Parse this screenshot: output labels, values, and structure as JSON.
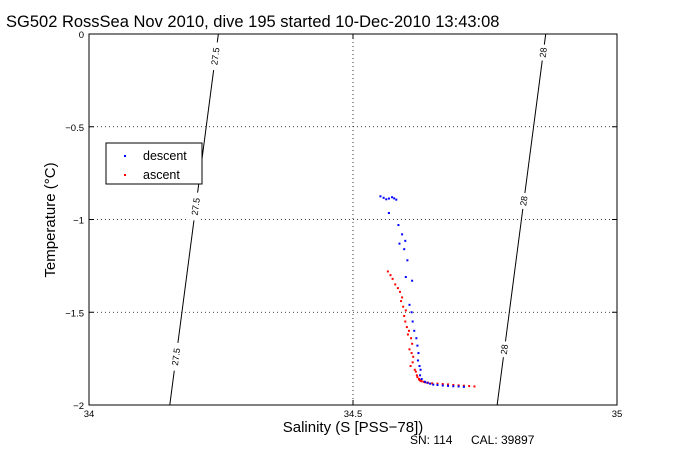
{
  "chart_data": {
    "type": "scatter",
    "title": "SG502 RossSea Nov 2010, dive 195 started 10-Dec-2010 13:43:08",
    "xlabel": "Salinity (S [PSS−78])",
    "ylabel": "Temperature (°C)",
    "xlim": [
      34,
      35
    ],
    "ylim": [
      -2,
      0
    ],
    "xticks": [
      34,
      34.5,
      35
    ],
    "xtick_labels": [
      "34",
      "34.5",
      "35"
    ],
    "yticks": [
      0,
      -0.5,
      -1,
      -1.5,
      -2
    ],
    "ytick_labels": [
      "0",
      "−0.5",
      "−1",
      "−1.5",
      "−2"
    ],
    "grid": true,
    "legend_position": "upper-left",
    "series": [
      {
        "name": "descent",
        "color": "#0000ff",
        "x": [
          34.552,
          34.558,
          34.563,
          34.568,
          34.574,
          34.578,
          34.582,
          34.568,
          34.586,
          34.593,
          34.599,
          34.588,
          34.597,
          34.603,
          34.6,
          34.612,
          34.607,
          34.611,
          34.613,
          34.616,
          34.62,
          34.622,
          34.624,
          34.623,
          34.626,
          34.628,
          34.627,
          34.63,
          34.636,
          34.641,
          34.646,
          34.652,
          34.66,
          34.67,
          34.68,
          34.69,
          34.7,
          34.71
        ],
        "y": [
          -0.875,
          -0.883,
          -0.891,
          -0.887,
          -0.88,
          -0.886,
          -0.893,
          -0.965,
          -1.03,
          -1.08,
          -1.115,
          -1.13,
          -1.16,
          -1.22,
          -1.31,
          -1.33,
          -1.46,
          -1.5,
          -1.55,
          -1.6,
          -1.64,
          -1.68,
          -1.72,
          -1.76,
          -1.79,
          -1.81,
          -1.84,
          -1.86,
          -1.875,
          -1.88,
          -1.885,
          -1.89,
          -1.892,
          -1.895,
          -1.897,
          -1.899,
          -1.9,
          -1.902
        ]
      },
      {
        "name": "ascent",
        "color": "#ff0000",
        "x": [
          34.566,
          34.571,
          34.575,
          34.58,
          34.585,
          34.589,
          34.593,
          34.591,
          34.595,
          34.6,
          34.597,
          34.599,
          34.602,
          34.606,
          34.604,
          34.61,
          34.612,
          34.607,
          34.611,
          34.614,
          34.613,
          34.609,
          34.617,
          34.619,
          34.621,
          34.622,
          34.625,
          34.626,
          34.628,
          34.63,
          34.634,
          34.637,
          34.642,
          34.65,
          34.66,
          34.67,
          34.68,
          34.69,
          34.7,
          34.71,
          34.72,
          34.73
        ],
        "y": [
          -1.28,
          -1.3,
          -1.32,
          -1.35,
          -1.37,
          -1.39,
          -1.42,
          -1.44,
          -1.47,
          -1.49,
          -1.52,
          -1.55,
          -1.58,
          -1.6,
          -1.62,
          -1.64,
          -1.67,
          -1.7,
          -1.72,
          -1.74,
          -1.77,
          -1.79,
          -1.81,
          -1.82,
          -1.84,
          -1.85,
          -1.86,
          -1.865,
          -1.87,
          -1.872,
          -1.875,
          -1.878,
          -1.88,
          -1.883,
          -1.885,
          -1.887,
          -1.889,
          -1.892,
          -1.894,
          -1.896,
          -1.898,
          -1.9
        ]
      }
    ],
    "density_contours": [
      {
        "label": "27.5",
        "s_at_top": 34.245,
        "s_at_bottom": 34.153
      },
      {
        "label": "28",
        "s_at_top": 34.865,
        "s_at_bottom": 34.773
      }
    ],
    "contour_label_positions": [
      {
        "label": "27.5",
        "y": -0.12,
        "contour": 0
      },
      {
        "label": "27.5",
        "y": -0.93,
        "contour": 0
      },
      {
        "label": "27.5",
        "y": -1.74,
        "contour": 0
      },
      {
        "label": "28",
        "y": -0.1,
        "contour": 1
      },
      {
        "label": "28",
        "y": -0.9,
        "contour": 1
      },
      {
        "label": "28",
        "y": -1.7,
        "contour": 1
      }
    ]
  },
  "footer": {
    "sn": "SN: 114",
    "cal": "CAL: 39897"
  }
}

(WHAT YOU SHOULD DO): Copy the listing word for word, excluding its pictures.

(TASK SOLUTION):
Parse this screenshot: output labels, values, and structure as JSON.
{
  "chart_data": {
    "type": "scatter",
    "title": "SG502 RossSea Nov 2010, dive 195 started 10-Dec-2010 13:43:08",
    "xlabel": "Salinity (S [PSS−78])",
    "ylabel": "Temperature (°C)",
    "xlim": [
      34,
      35
    ],
    "ylim": [
      -2,
      0
    ],
    "xticks": [
      34,
      34.5,
      35
    ],
    "xtick_labels": [
      "34",
      "34.5",
      "35"
    ],
    "yticks": [
      0,
      -0.5,
      -1,
      -1.5,
      -2
    ],
    "ytick_labels": [
      "0",
      "−0.5",
      "−1",
      "−1.5",
      "−2"
    ],
    "grid": true,
    "legend_position": "upper-left",
    "series": [
      {
        "name": "descent",
        "color": "#0000ff",
        "x": [
          34.552,
          34.558,
          34.563,
          34.568,
          34.574,
          34.578,
          34.582,
          34.568,
          34.586,
          34.593,
          34.599,
          34.588,
          34.597,
          34.603,
          34.6,
          34.612,
          34.607,
          34.611,
          34.613,
          34.616,
          34.62,
          34.622,
          34.624,
          34.623,
          34.626,
          34.628,
          34.627,
          34.63,
          34.636,
          34.641,
          34.646,
          34.652,
          34.66,
          34.67,
          34.68,
          34.69,
          34.7,
          34.71
        ],
        "y": [
          -0.875,
          -0.883,
          -0.891,
          -0.887,
          -0.88,
          -0.886,
          -0.893,
          -0.965,
          -1.03,
          -1.08,
          -1.115,
          -1.13,
          -1.16,
          -1.22,
          -1.31,
          -1.33,
          -1.46,
          -1.5,
          -1.55,
          -1.6,
          -1.64,
          -1.68,
          -1.72,
          -1.76,
          -1.79,
          -1.81,
          -1.84,
          -1.86,
          -1.875,
          -1.88,
          -1.885,
          -1.89,
          -1.892,
          -1.895,
          -1.897,
          -1.899,
          -1.9,
          -1.902
        ]
      },
      {
        "name": "ascent",
        "color": "#ff0000",
        "x": [
          34.566,
          34.571,
          34.575,
          34.58,
          34.585,
          34.589,
          34.593,
          34.591,
          34.595,
          34.6,
          34.597,
          34.599,
          34.602,
          34.606,
          34.604,
          34.61,
          34.612,
          34.607,
          34.611,
          34.614,
          34.613,
          34.609,
          34.617,
          34.619,
          34.621,
          34.622,
          34.625,
          34.626,
          34.628,
          34.63,
          34.634,
          34.637,
          34.642,
          34.65,
          34.66,
          34.67,
          34.68,
          34.69,
          34.7,
          34.71,
          34.72,
          34.73
        ],
        "y": [
          -1.28,
          -1.3,
          -1.32,
          -1.35,
          -1.37,
          -1.39,
          -1.42,
          -1.44,
          -1.47,
          -1.49,
          -1.52,
          -1.55,
          -1.58,
          -1.6,
          -1.62,
          -1.64,
          -1.67,
          -1.7,
          -1.72,
          -1.74,
          -1.77,
          -1.79,
          -1.81,
          -1.82,
          -1.84,
          -1.85,
          -1.86,
          -1.865,
          -1.87,
          -1.872,
          -1.875,
          -1.878,
          -1.88,
          -1.883,
          -1.885,
          -1.887,
          -1.889,
          -1.892,
          -1.894,
          -1.896,
          -1.898,
          -1.9
        ]
      }
    ],
    "density_contours": [
      {
        "label": "27.5",
        "s_at_top": 34.245,
        "s_at_bottom": 34.153
      },
      {
        "label": "28",
        "s_at_top": 34.865,
        "s_at_bottom": 34.773
      }
    ],
    "contour_label_positions": [
      {
        "label": "27.5",
        "y": -0.12,
        "contour": 0
      },
      {
        "label": "27.5",
        "y": -0.93,
        "contour": 0
      },
      {
        "label": "27.5",
        "y": -1.74,
        "contour": 0
      },
      {
        "label": "28",
        "y": -0.1,
        "contour": 1
      },
      {
        "label": "28",
        "y": -0.9,
        "contour": 1
      },
      {
        "label": "28",
        "y": -1.7,
        "contour": 1
      }
    ]
  },
  "footer": {
    "sn": "SN: 114",
    "cal": "CAL: 39897"
  }
}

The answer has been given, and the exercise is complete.